# EXCERPTED TEXT
========================================
Forms, Workflows, and Reminders
Acuity wins on intake — custom fields, conditional logic, file uploads, and per-appointment forms are all native. Calendly’s forms are basic but functional. Cal.com is in the middle and improving fast. All three have automated email and SMS reminders to reduce no-shows, with Acuity’s being the most customizable for service businesses.
Payments and Packages
Acuity is the only tool here that natively handles packages, memberships, gift cards, and subscription billing — critical for coaches, trainers, and class-based businesses. Calendly and Cal.com both support per-booking Stripe payments, but if you want a customer to buy “10 sessions for $500” and have the system track usage, only Acuity does this out of the box.
Open Source and Data Ownership
Cal.com is fully open source — you can self-host on your own server for free, customize the codebase, and own all your data. For technical SMBs or anyone concerned with vendor lock-in, this is a real differentiator. Calendly and Acuity are closed SaaS. Self-hosting isn’t free in true terms (server costs, maintenance), but for some teams the control is worth it.
========================================
# USING THE INFORMATION
1. Rewrite the part of the scheduling tools comparison that opens with the words containing "Forms, Workflows, and" and closes with "for service businesses.", substituting "missed appointments" for "no-shows".
2. According to the scheduling tools comparison, why is Cal.com's being open source a real differentiator for some users?

# EXTRACTED ENTRIES
========================================
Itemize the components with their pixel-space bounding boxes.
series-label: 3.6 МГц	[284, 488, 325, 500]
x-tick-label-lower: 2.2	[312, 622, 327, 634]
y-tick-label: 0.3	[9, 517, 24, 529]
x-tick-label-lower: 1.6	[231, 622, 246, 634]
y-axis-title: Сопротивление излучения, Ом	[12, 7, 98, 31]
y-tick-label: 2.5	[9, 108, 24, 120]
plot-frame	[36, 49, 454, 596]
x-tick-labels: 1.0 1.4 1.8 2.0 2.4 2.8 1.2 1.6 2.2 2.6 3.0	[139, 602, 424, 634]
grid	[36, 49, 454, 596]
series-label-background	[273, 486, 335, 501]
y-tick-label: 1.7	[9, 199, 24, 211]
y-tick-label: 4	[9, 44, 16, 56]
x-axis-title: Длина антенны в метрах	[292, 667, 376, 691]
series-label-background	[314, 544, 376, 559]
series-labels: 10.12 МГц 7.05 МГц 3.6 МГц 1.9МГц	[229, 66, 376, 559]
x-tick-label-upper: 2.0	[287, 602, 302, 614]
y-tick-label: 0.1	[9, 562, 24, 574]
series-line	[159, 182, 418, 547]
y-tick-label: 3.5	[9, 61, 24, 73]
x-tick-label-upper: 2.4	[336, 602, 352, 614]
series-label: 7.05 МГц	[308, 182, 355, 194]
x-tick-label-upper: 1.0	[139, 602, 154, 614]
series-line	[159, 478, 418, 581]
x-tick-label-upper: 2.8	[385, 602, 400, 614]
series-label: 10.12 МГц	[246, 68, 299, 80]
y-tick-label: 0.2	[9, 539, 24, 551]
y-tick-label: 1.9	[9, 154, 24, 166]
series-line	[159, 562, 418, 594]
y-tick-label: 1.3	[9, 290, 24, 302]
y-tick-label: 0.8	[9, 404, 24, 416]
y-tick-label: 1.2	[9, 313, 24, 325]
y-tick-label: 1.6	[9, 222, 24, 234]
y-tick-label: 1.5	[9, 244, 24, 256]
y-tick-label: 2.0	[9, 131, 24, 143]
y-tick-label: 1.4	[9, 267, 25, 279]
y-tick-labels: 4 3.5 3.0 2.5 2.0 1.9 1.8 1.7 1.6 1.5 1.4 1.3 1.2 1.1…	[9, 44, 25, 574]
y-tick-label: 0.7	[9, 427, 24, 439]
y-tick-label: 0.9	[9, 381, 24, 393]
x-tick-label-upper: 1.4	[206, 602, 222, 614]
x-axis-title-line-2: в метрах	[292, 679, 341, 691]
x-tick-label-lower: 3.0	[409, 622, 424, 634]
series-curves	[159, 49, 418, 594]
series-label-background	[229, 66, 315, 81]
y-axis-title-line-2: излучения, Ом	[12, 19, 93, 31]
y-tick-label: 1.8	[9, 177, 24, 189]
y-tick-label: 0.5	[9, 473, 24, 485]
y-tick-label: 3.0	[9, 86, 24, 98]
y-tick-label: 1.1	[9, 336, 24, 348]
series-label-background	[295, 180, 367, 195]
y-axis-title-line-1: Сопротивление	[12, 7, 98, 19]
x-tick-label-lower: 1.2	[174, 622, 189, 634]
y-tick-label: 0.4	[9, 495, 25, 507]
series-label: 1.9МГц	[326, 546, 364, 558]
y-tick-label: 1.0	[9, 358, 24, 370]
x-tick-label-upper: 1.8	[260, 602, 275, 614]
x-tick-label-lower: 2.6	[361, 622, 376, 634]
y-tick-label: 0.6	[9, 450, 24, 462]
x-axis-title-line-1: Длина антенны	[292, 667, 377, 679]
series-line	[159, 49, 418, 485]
========================================
# ANSWERS TO THE EXERCISE
1.
Forms, Workflows, and Reminders
Acuity wins on intake — custom fields, conditional logic, file uploads, and per-appointment forms are all native. Calendly’s forms are basic but functional. Cal.com is in the middle and improving fast. All three have automated email and SMS reminders to reduce missed appointments, with Acuity’s being the most customizable for service businesses.

2. Cal.com can be self-hosted on your own server, and its codebase can be customized. It also lets you own all your data. That matters to technical SMBs and to anyone concerned with vendor lock-in.